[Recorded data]
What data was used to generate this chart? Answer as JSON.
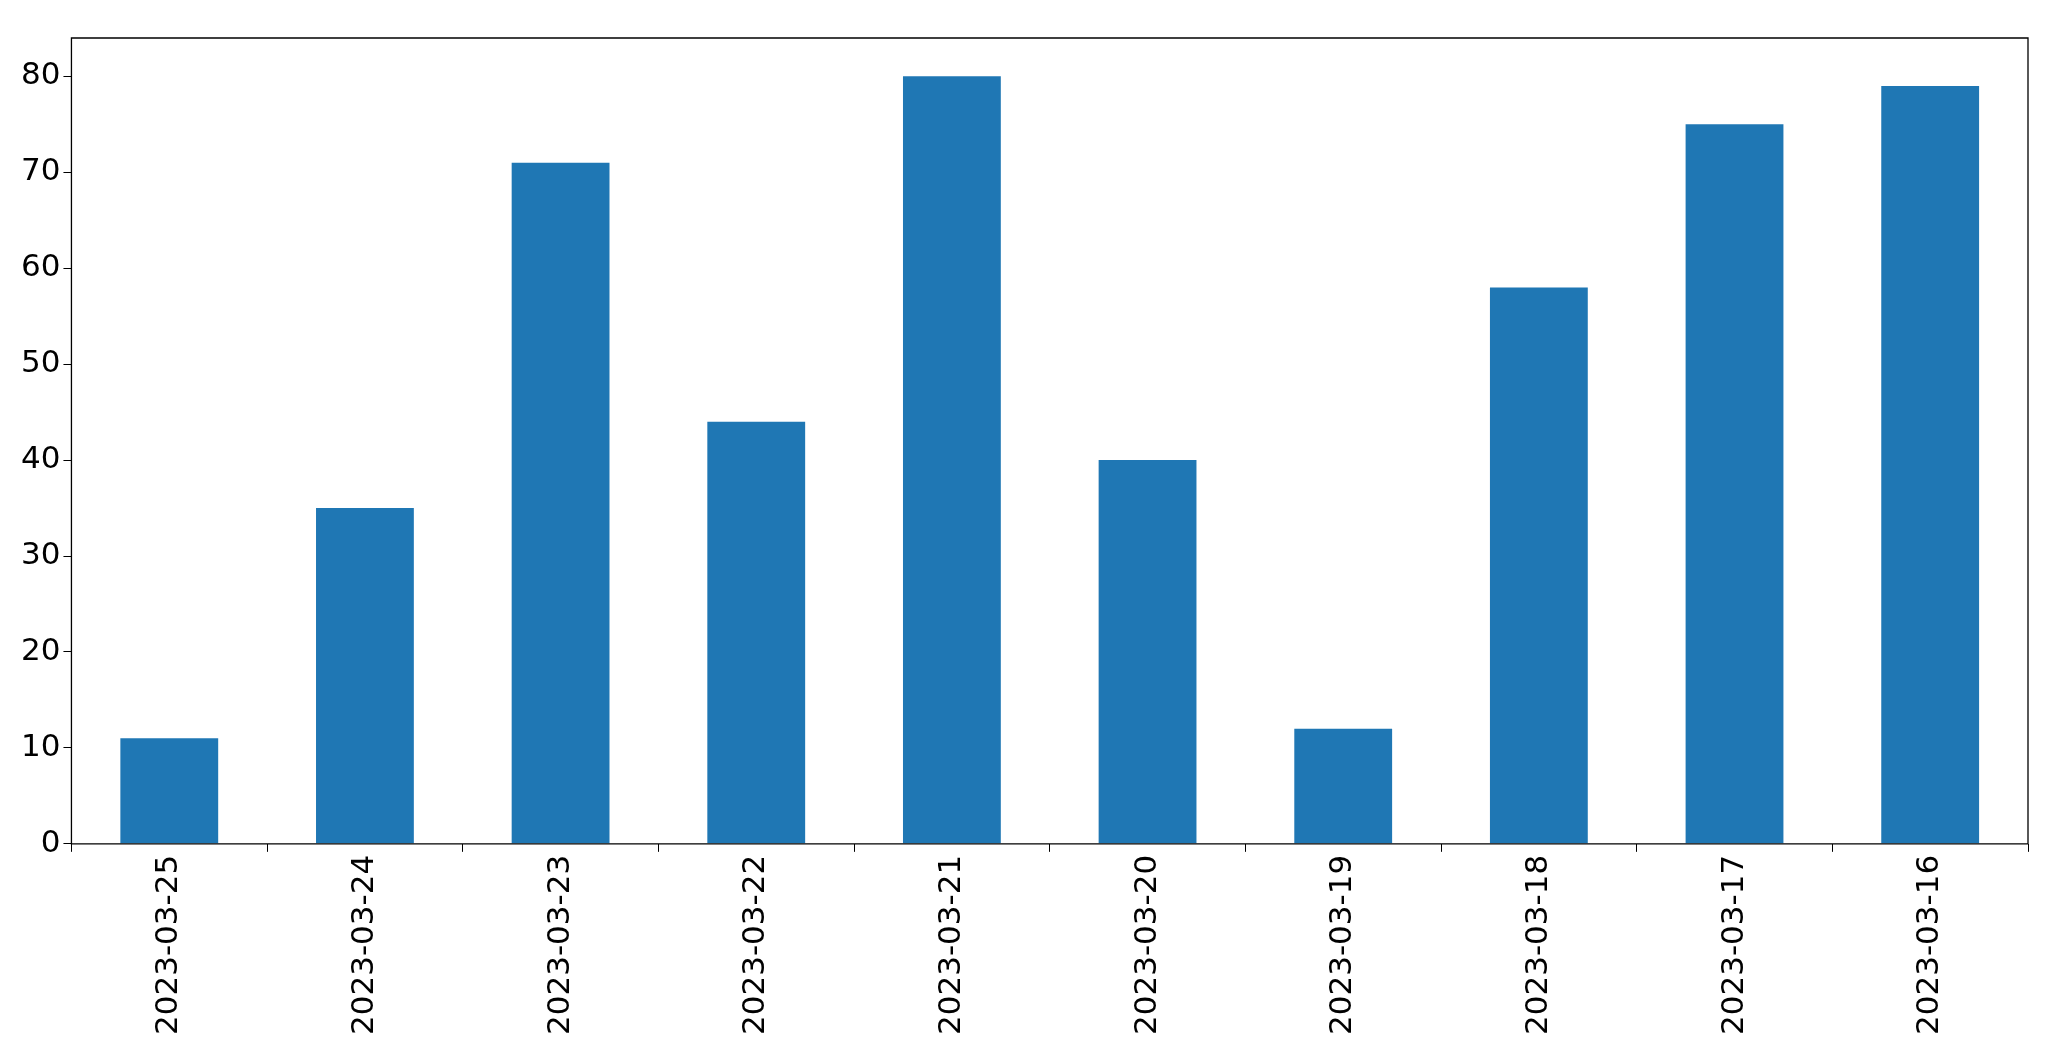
{
  "chart_data": {
    "type": "bar",
    "categories": [
      "2023-03-25",
      "2023-03-24",
      "2023-03-23",
      "2023-03-22",
      "2023-03-21",
      "2023-03-20",
      "2023-03-19",
      "2023-03-18",
      "2023-03-17",
      "2023-03-16"
    ],
    "values": [
      11,
      35,
      71,
      44,
      80,
      40,
      12,
      58,
      75,
      79
    ],
    "color": "#1f77b4",
    "ylim": [
      0,
      84
    ],
    "yticks": [
      0,
      10,
      20,
      30,
      40,
      50,
      60,
      70,
      80
    ],
    "grid": false,
    "legend": false
  }
}
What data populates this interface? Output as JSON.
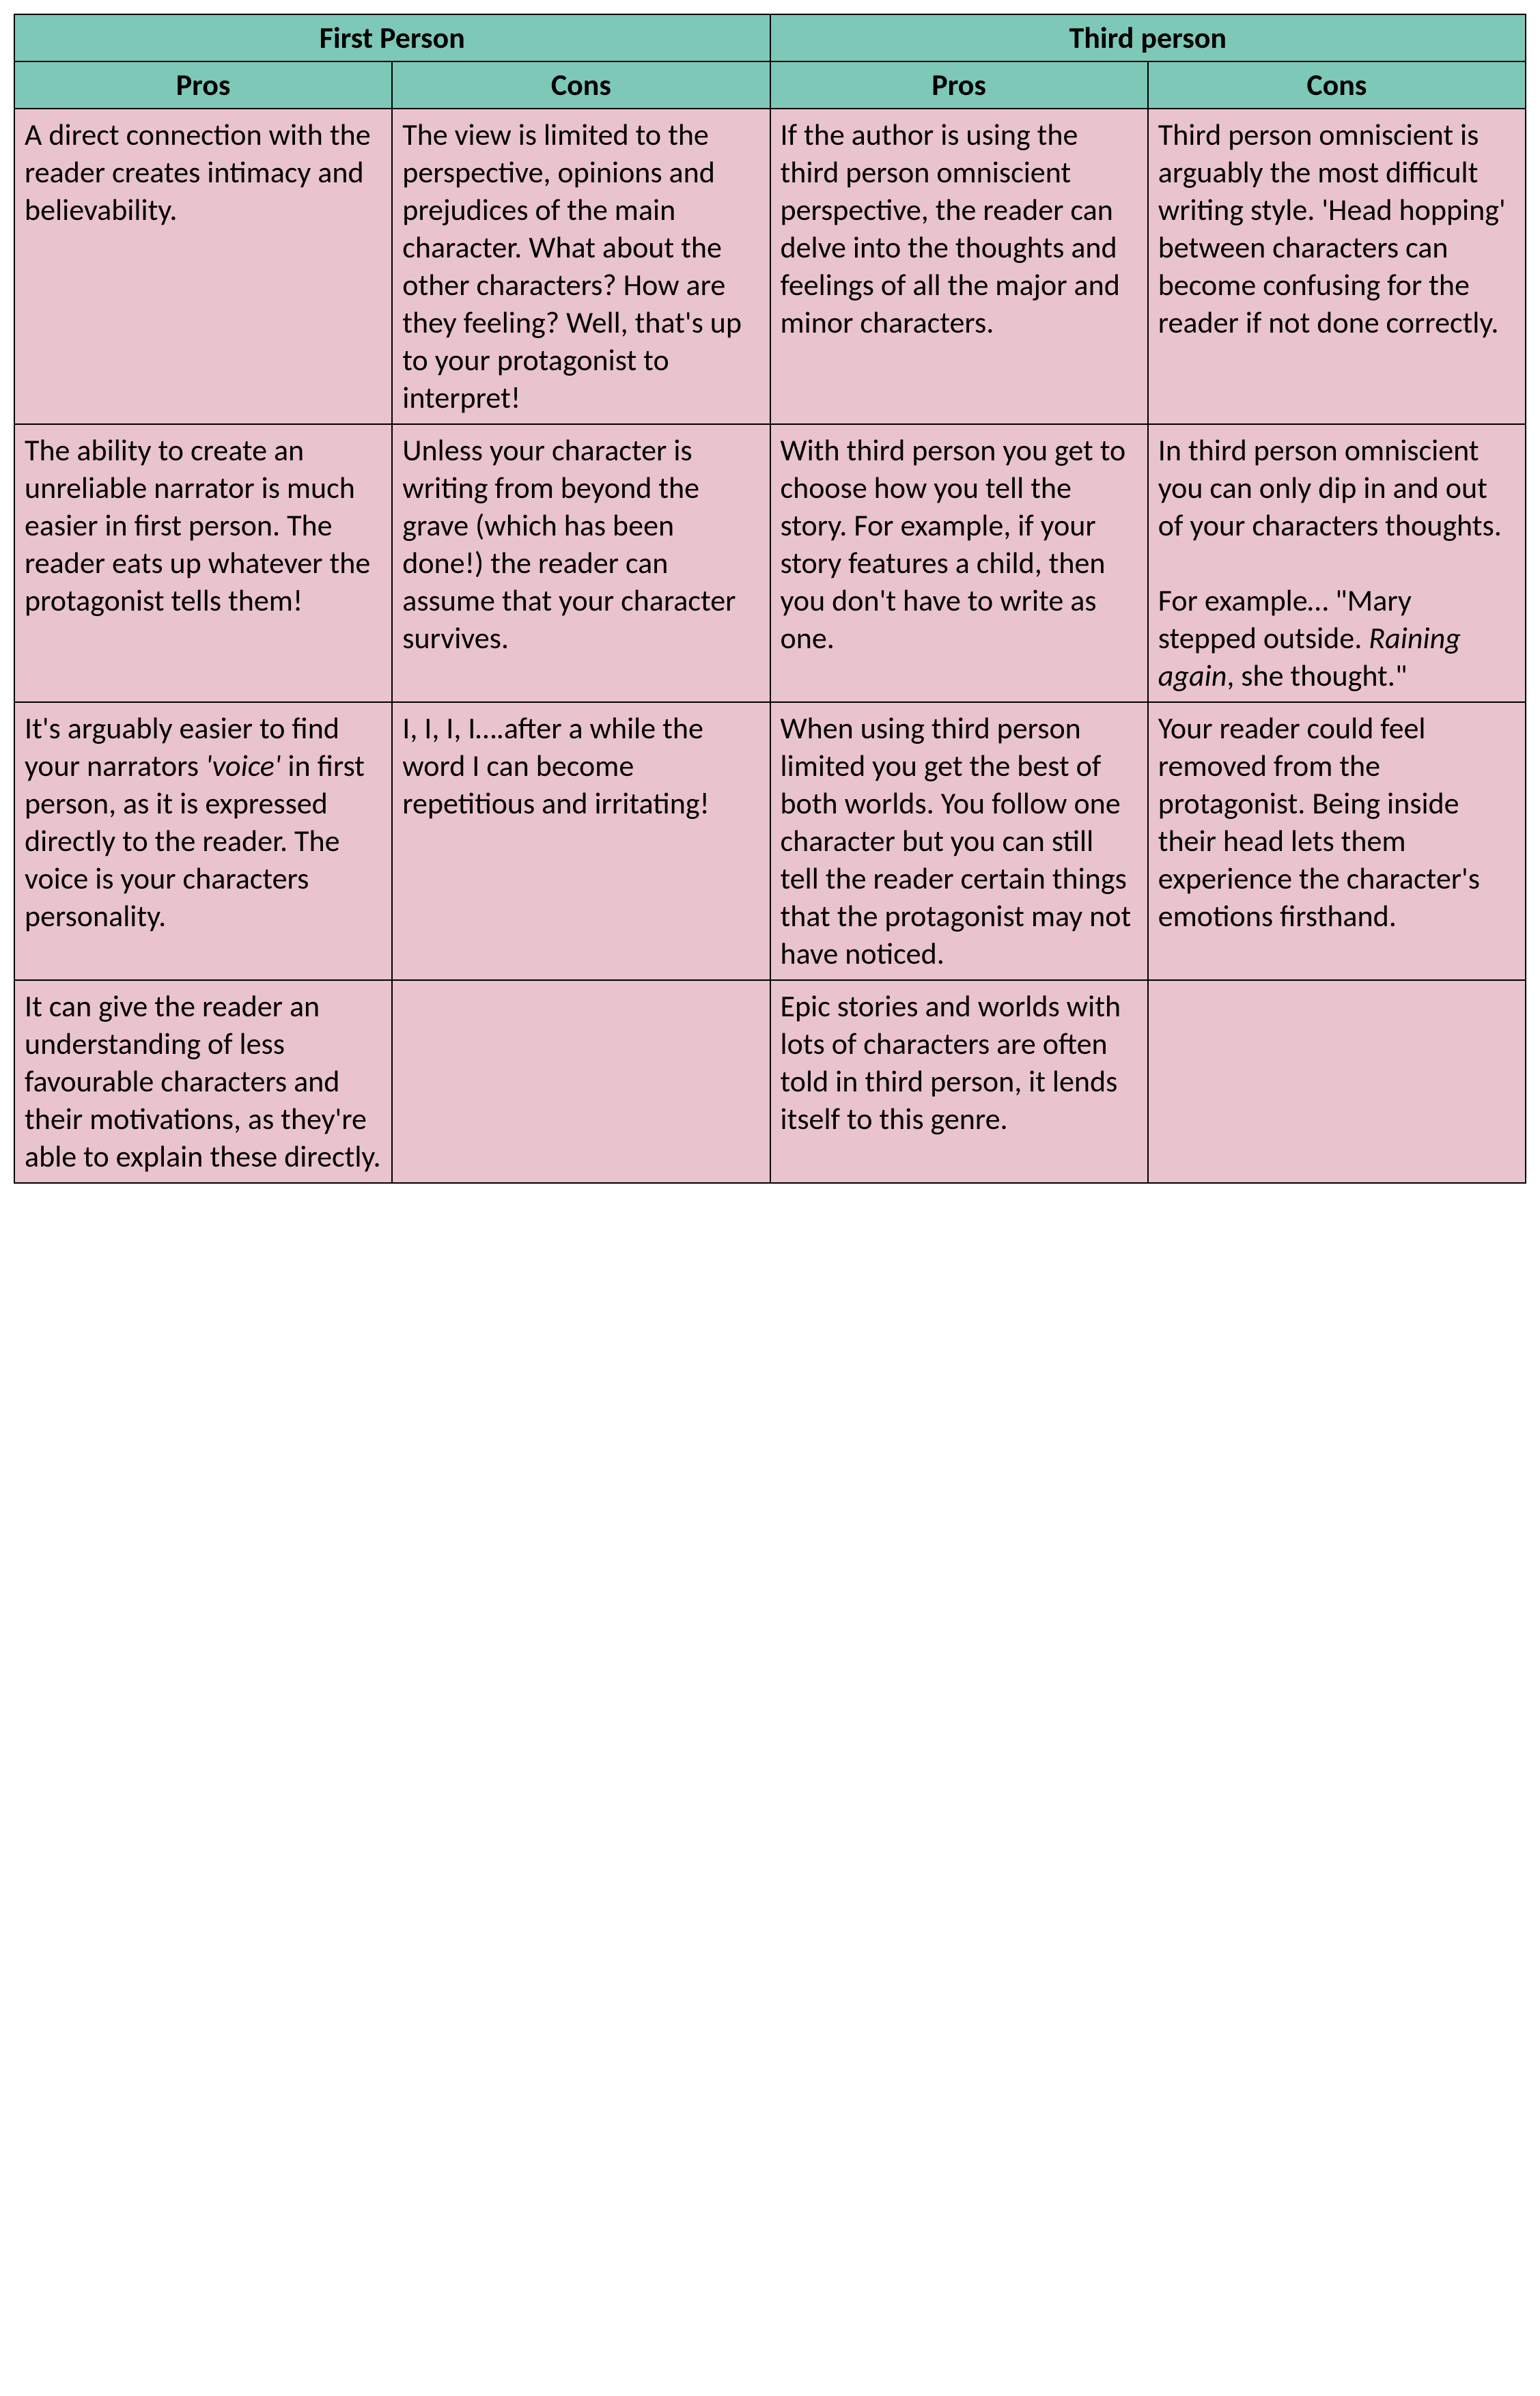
{
  "colors": {
    "header_bg": "#7ec8b8",
    "body_bg": "#e9c3cd",
    "border": "#000000",
    "text": "#000000"
  },
  "typography": {
    "font_family": "Calibri",
    "body_fontsize": 44,
    "header_fontsize": 44,
    "header_weight": "bold"
  },
  "table": {
    "type": "table",
    "top_headers": [
      "First Person",
      "Third person"
    ],
    "sub_headers": [
      "Pros",
      "Cons",
      "Pros",
      "Cons"
    ],
    "rows": [
      {
        "fp_pros": "A direct connection with the reader creates intimacy and believability.",
        "fp_cons": "The view is limited to the perspective, opinions and prejudices of the main character. What about the other characters? How are they feeling? Well, that's up to your protagonist to interpret!",
        "tp_pros": "If the author is using the third person omniscient perspective, the reader can delve into the thoughts and feelings of all the major and minor characters.",
        "tp_cons": "Third person omniscient is arguably the most difficult writing style. 'Head hopping' between characters can become confusing for the reader if not done correctly."
      },
      {
        "fp_pros": "The ability to create an unreliable narrator is much easier in first person. The reader eats up whatever the protagonist tells them!",
        "fp_cons": "Unless your character is writing from beyond the grave (which has been done!) the reader can assume that your character survives.",
        "tp_pros": "With third person you get to choose how you tell the story. For example, if your story features a child, then you don't have to write as one.",
        "tp_cons_pre": "In third person omniscient you can only dip in and out of your characters thoughts.\n\nFor example… \"Mary stepped outside. ",
        "tp_cons_italic": "Raining again",
        "tp_cons_post": ", she thought.\""
      },
      {
        "fp_pros_pre": "It's arguably easier to find your narrators ",
        "fp_pros_italic": "'voice'",
        "fp_pros_post": " in first person, as it is expressed directly to the reader. The voice is your characters personality.",
        "fp_cons": "I, I, I, I….after a while the word I can become repetitious and irritating!",
        "tp_pros": "When using third person limited you get the best of both worlds. You follow one character but you can still tell the reader certain things that the protagonist may not have noticed.",
        "tp_cons": "Your reader could feel removed from the protagonist. Being inside their head lets them experience the character's emotions firsthand."
      },
      {
        "fp_pros": "It can give the reader an understanding of less favourable characters and their motivations, as they're able to explain these directly.",
        "fp_cons": "",
        "tp_pros": "Epic stories and worlds with lots of characters are often told in third person, it lends itself to this genre.",
        "tp_cons": ""
      }
    ]
  }
}
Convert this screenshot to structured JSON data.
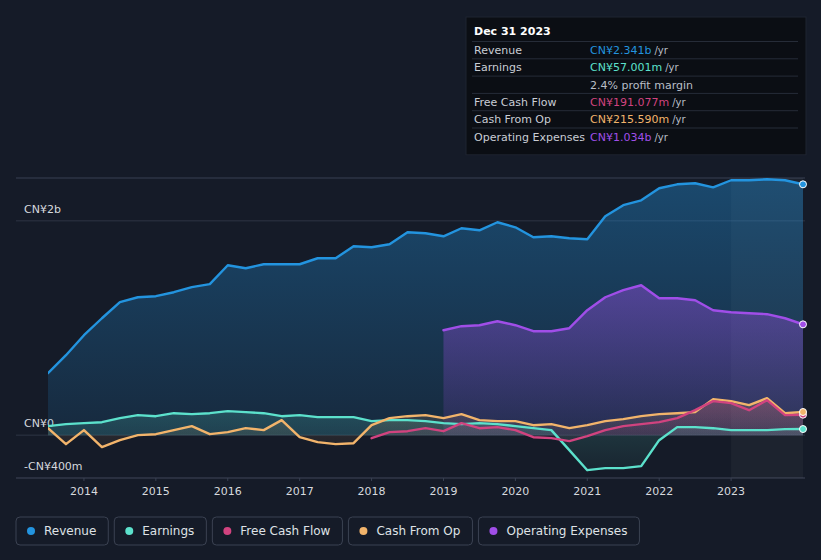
{
  "chart_data": {
    "type": "line",
    "x": [
      2013.5,
      2013.75,
      2014.0,
      2014.25,
      2014.5,
      2014.75,
      2015.0,
      2015.25,
      2015.5,
      2015.75,
      2016.0,
      2016.25,
      2016.5,
      2016.75,
      2017.0,
      2017.25,
      2017.5,
      2017.75,
      2018.0,
      2018.25,
      2018.5,
      2018.75,
      2019.0,
      2019.25,
      2019.5,
      2019.75,
      2020.0,
      2020.25,
      2020.5,
      2020.75,
      2021.0,
      2021.25,
      2021.5,
      2021.75,
      2022.0,
      2022.25,
      2022.5,
      2022.75,
      2023.0,
      2023.25,
      2023.5,
      2023.75,
      2024.0
    ],
    "series": [
      {
        "name": "Revenue",
        "color": "#2394df",
        "values": [
          578,
          746,
          933,
          1091,
          1241,
          1287,
          1297,
          1334,
          1381,
          1409,
          1586,
          1558,
          1595,
          1595,
          1595,
          1651,
          1651,
          1763,
          1754,
          1782,
          1894,
          1884,
          1856,
          1931,
          1912,
          1987,
          1940,
          1847,
          1856,
          1838,
          1828,
          2043,
          2146,
          2192,
          2304,
          2341,
          2351,
          2313,
          2379,
          2379,
          2388,
          2379,
          2341
        ]
      },
      {
        "name": "Earnings",
        "color": "#5ce1cc",
        "values": [
          84,
          103,
          112,
          121,
          159,
          187,
          177,
          205,
          196,
          205,
          224,
          215,
          205,
          177,
          187,
          168,
          168,
          168,
          131,
          140,
          140,
          131,
          112,
          103,
          112,
          103,
          84,
          65,
          47,
          -140,
          -327,
          -308,
          -308,
          -289,
          -47,
          75,
          75,
          65,
          47,
          47,
          47,
          56,
          57
        ]
      },
      {
        "name": "Free Cash Flow",
        "color": "#d1437f",
        "values": [
          null,
          null,
          null,
          null,
          null,
          null,
          null,
          null,
          null,
          null,
          null,
          null,
          null,
          null,
          null,
          null,
          null,
          null,
          -28,
          28,
          37,
          65,
          37,
          112,
          65,
          75,
          47,
          -19,
          -28,
          -56,
          -9,
          47,
          84,
          103,
          121,
          159,
          233,
          317,
          299,
          233,
          327,
          187,
          191
        ]
      },
      {
        "name": "Cash From Op",
        "color": "#f2b46b",
        "values": [
          65,
          -84,
          47,
          -112,
          -47,
          0,
          9,
          47,
          84,
          9,
          28,
          65,
          47,
          140,
          -19,
          -65,
          -84,
          -75,
          93,
          159,
          177,
          187,
          159,
          196,
          140,
          131,
          131,
          93,
          103,
          65,
          93,
          131,
          149,
          177,
          196,
          205,
          215,
          336,
          317,
          280,
          345,
          205,
          216
        ]
      },
      {
        "name": "Operating Expenses",
        "color": "#a04ee8",
        "values": [
          null,
          null,
          null,
          null,
          null,
          null,
          null,
          null,
          null,
          null,
          null,
          null,
          null,
          null,
          null,
          null,
          null,
          null,
          null,
          null,
          null,
          null,
          979,
          1017,
          1026,
          1063,
          1026,
          970,
          970,
          998,
          1166,
          1287,
          1353,
          1399,
          1278,
          1278,
          1259,
          1166,
          1147,
          1138,
          1129,
          1091,
          1034
        ]
      }
    ],
    "xlim": [
      2013.5,
      2024
    ],
    "xticks": [
      2014,
      2015,
      2016,
      2017,
      2018,
      2019,
      2020,
      2021,
      2022,
      2023
    ],
    "ylim": [
      -400,
      2400
    ],
    "yticks": [
      {
        "value": -400,
        "label": "-CN¥400m"
      },
      {
        "value": 0,
        "label": "CN¥0"
      },
      {
        "value": 2000,
        "label": "CN¥2b"
      }
    ],
    "grid": true,
    "legend": "bottom",
    "annotation": {
      "title": "Dec 31 2023",
      "rows": [
        {
          "label": "Revenue",
          "value": "CN¥2.341b",
          "unit": "/yr"
        },
        {
          "label": "Earnings",
          "value": "CN¥57.001m",
          "unit": "/yr"
        },
        {
          "value": "2.4% profit margin"
        },
        {
          "label": "Free Cash Flow",
          "value": "CN¥191.077m",
          "unit": "/yr"
        },
        {
          "label": "Cash From Op",
          "value": "CN¥215.590m",
          "unit": "/yr"
        },
        {
          "label": "Operating Expenses",
          "value": "CN¥1.034b",
          "unit": "/yr"
        }
      ]
    }
  }
}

**Stated task**
Report all lines of the data above that include the string "Operating".

**Answer below**
        "name": "Operating Expenses",
          "label": "Operating Expenses",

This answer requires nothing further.